[Extracts from a graphics dataset]
§

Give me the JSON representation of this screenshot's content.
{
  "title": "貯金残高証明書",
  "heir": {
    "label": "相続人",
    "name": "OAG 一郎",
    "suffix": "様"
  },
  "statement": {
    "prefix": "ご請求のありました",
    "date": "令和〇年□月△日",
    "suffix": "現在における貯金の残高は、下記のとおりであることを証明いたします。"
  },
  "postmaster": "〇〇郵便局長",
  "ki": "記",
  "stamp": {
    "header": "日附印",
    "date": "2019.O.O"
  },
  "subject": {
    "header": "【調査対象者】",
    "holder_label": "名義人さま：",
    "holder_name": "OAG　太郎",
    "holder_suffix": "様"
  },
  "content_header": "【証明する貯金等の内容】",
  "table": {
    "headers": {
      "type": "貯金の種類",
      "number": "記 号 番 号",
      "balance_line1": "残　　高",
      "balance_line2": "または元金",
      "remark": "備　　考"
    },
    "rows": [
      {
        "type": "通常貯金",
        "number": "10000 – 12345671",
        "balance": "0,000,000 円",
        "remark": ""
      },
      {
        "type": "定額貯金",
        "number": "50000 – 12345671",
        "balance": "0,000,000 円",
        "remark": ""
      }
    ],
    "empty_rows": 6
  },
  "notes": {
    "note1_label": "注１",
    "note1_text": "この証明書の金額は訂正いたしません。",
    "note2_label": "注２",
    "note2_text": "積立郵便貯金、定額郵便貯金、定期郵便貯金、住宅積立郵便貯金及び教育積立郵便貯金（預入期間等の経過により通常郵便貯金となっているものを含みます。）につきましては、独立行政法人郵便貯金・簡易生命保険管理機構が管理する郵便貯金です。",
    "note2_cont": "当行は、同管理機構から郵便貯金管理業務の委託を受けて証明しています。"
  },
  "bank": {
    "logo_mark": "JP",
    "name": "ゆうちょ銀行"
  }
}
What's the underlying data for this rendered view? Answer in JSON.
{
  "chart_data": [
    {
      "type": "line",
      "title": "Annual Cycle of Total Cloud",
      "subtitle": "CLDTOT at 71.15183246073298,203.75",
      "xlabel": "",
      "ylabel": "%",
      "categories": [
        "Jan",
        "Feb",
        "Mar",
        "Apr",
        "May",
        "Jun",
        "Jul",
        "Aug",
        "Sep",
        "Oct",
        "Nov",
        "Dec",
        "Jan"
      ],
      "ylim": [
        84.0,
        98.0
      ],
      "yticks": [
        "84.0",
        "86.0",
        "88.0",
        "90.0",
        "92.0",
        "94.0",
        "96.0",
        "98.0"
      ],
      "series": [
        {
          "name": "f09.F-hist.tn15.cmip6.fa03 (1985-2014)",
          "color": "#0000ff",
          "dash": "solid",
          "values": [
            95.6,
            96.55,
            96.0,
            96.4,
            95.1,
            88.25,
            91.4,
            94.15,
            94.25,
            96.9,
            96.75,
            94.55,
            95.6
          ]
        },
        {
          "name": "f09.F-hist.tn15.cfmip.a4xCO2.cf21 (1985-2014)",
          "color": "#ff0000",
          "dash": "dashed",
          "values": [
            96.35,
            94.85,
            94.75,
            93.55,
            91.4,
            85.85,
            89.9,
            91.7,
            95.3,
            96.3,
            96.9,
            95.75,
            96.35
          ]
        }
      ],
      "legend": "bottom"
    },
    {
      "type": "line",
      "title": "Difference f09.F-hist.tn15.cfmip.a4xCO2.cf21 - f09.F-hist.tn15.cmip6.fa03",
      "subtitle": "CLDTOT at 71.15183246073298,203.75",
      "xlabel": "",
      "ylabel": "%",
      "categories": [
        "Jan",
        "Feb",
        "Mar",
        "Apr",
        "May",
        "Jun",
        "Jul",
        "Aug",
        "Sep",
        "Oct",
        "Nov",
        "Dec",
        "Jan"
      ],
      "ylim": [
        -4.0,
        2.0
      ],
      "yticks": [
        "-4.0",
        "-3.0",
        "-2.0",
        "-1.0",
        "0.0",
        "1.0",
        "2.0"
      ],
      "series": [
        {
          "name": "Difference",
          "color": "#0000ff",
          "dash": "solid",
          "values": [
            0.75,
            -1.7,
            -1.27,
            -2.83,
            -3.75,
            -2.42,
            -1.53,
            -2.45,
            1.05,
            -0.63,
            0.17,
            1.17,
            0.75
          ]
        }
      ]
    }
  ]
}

§

## EXERCISE PROMPT
Every line above should be retyped exactly as given.

## SOLUTION TO THIS PROBLEM
Give me the JSON representation of this screenshot's content.
{
  "title": "貯金残高証明書",
  "heir": {
    "label": "相続人",
    "name": "OAG 一郎",
    "suffix": "様"
  },
  "statement": {
    "prefix": "ご請求のありました",
    "date": "令和〇年□月△日",
    "suffix": "現在における貯金の残高は、下記のとおりであることを証明いたします。"
  },
  "postmaster": "〇〇郵便局長",
  "ki": "記",
  "stamp": {
    "header": "日附印",
    "date": "2019.O.O"
  },
  "subject": {
    "header": "【調査対象者】",
    "holder_label": "名義人さま：",
    "holder_name": "OAG　太郎",
    "holder_suffix": "様"
  },
  "content_header": "【証明する貯金等の内容】",
  "table": {
    "headers": {
      "type": "貯金の種類",
      "number": "記 号 番 号",
      "balance_line1": "残　　高",
      "balance_line2": "または元金",
      "remark": "備　　考"
    },
    "rows": [
      {
        "type": "通常貯金",
        "number": "10000 – 12345671",
        "balance": "0,000,000 円",
        "remark": ""
      },
      {
        "type": "定額貯金",
        "number": "50000 – 12345671",
        "balance": "0,000,000 円",
        "remark": ""
      }
    ],
    "empty_rows": 6
  },
  "notes": {
    "note1_label": "注１",
    "note1_text": "この証明書の金額は訂正いたしません。",
    "note2_label": "注２",
    "note2_text": "積立郵便貯金、定額郵便貯金、定期郵便貯金、住宅積立郵便貯金及び教育積立郵便貯金（預入期間等の経過により通常郵便貯金となっているものを含みます。）につきましては、独立行政法人郵便貯金・簡易生命保険管理機構が管理する郵便貯金です。",
    "note2_cont": "当行は、同管理機構から郵便貯金管理業務の委託を受けて証明しています。"
  },
  "bank": {
    "logo_mark": "JP",
    "name": "ゆうちょ銀行"
  }
}
What's the underlying data for this rendered view? Answer in JSON.
{
  "chart_data": [
    {
      "type": "line",
      "title": "Annual Cycle of Total Cloud",
      "subtitle": "CLDTOT at 71.15183246073298,203.75",
      "xlabel": "",
      "ylabel": "%",
      "categories": [
        "Jan",
        "Feb",
        "Mar",
        "Apr",
        "May",
        "Jun",
        "Jul",
        "Aug",
        "Sep",
        "Oct",
        "Nov",
        "Dec",
        "Jan"
      ],
      "ylim": [
        84.0,
        98.0
      ],
      "yticks": [
        "84.0",
        "86.0",
        "88.0",
        "90.0",
        "92.0",
        "94.0",
        "96.0",
        "98.0"
      ],
      "series": [
        {
          "name": "f09.F-hist.tn15.cmip6.fa03 (1985-2014)",
          "color": "#0000ff",
          "dash": "solid",
          "values": [
            95.6,
            96.55,
            96.0,
            96.4,
            95.1,
            88.25,
            91.4,
            94.15,
            94.25,
            96.9,
            96.75,
            94.55,
            95.6
          ]
        },
        {
          "name": "f09.F-hist.tn15.cfmip.a4xCO2.cf21 (1985-2014)",
          "color": "#ff0000",
          "dash": "dashed",
          "values": [
            96.35,
            94.85,
            94.75,
            93.55,
            91.4,
            85.85,
            89.9,
            91.7,
            95.3,
            96.3,
            96.9,
            95.75,
            96.35
          ]
        }
      ],
      "legend": "bottom"
    },
    {
      "type": "line",
      "title": "Difference f09.F-hist.tn15.cfmip.a4xCO2.cf21 - f09.F-hist.tn15.cmip6.fa03",
      "subtitle": "CLDTOT at 71.15183246073298,203.75",
      "xlabel": "",
      "ylabel": "%",
      "categories": [
        "Jan",
        "Feb",
        "Mar",
        "Apr",
        "May",
        "Jun",
        "Jul",
        "Aug",
        "Sep",
        "Oct",
        "Nov",
        "Dec",
        "Jan"
      ],
      "ylim": [
        -4.0,
        2.0
      ],
      "yticks": [
        "-4.0",
        "-3.0",
        "-2.0",
        "-1.0",
        "0.0",
        "1.0",
        "2.0"
      ],
      "series": [
        {
          "name": "Difference",
          "color": "#0000ff",
          "dash": "solid",
          "values": [
            0.75,
            -1.7,
            -1.27,
            -2.83,
            -3.75,
            -2.42,
            -1.53,
            -2.45,
            1.05,
            -0.63,
            0.17,
            1.17,
            0.75
          ]
        }
      ]
    }
  ]
}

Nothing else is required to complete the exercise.